(Written task):
Go through the entries below, tally each line with the string "JSON", and give the final number by itself.
---+---
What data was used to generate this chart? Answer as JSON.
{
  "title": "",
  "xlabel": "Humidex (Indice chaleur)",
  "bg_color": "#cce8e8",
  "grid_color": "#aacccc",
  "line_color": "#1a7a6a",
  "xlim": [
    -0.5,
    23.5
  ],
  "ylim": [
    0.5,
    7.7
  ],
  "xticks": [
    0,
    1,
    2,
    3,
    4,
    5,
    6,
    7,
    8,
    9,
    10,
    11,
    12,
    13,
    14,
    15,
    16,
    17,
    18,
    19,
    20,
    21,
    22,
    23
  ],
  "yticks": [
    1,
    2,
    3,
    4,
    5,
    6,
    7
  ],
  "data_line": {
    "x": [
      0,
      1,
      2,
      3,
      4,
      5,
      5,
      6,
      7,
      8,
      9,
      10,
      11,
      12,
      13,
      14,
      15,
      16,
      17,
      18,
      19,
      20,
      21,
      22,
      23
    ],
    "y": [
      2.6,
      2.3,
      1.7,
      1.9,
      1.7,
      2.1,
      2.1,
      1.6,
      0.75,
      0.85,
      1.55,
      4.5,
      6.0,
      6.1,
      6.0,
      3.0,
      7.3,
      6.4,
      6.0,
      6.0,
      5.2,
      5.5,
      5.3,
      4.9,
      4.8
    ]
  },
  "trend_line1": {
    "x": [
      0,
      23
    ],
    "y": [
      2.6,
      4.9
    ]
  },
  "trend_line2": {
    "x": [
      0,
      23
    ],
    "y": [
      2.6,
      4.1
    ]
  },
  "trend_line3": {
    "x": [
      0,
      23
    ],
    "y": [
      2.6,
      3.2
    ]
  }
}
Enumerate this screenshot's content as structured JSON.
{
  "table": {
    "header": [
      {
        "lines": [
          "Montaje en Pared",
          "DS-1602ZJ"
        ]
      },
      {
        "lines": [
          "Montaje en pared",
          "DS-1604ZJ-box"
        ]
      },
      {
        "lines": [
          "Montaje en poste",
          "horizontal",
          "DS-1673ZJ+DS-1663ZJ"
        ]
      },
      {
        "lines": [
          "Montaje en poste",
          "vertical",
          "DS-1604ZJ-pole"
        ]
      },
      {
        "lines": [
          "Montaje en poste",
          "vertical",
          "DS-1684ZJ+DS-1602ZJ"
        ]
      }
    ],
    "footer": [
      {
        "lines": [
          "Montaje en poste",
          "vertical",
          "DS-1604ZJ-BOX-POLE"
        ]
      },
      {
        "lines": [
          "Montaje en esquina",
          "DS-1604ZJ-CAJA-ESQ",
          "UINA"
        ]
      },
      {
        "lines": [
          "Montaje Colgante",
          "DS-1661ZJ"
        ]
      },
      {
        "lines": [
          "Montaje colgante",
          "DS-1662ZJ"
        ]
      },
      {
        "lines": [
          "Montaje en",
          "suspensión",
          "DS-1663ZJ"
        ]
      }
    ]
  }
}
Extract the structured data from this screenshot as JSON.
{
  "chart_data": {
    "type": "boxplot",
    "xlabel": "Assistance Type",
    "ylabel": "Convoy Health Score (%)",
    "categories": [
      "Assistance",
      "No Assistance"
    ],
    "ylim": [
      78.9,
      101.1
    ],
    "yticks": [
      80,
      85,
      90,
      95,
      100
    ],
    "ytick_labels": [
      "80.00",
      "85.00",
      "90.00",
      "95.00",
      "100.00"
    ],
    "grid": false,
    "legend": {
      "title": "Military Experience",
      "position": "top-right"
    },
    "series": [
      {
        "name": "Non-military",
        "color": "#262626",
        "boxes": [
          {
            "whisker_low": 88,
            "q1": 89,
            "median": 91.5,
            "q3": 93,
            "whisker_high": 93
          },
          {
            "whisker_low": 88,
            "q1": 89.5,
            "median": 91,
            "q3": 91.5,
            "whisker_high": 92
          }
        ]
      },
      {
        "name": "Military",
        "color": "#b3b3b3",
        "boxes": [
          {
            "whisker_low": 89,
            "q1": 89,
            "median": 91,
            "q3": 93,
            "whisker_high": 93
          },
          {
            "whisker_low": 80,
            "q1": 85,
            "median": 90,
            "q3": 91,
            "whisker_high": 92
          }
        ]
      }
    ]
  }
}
---+---
(Output of the exercise):
3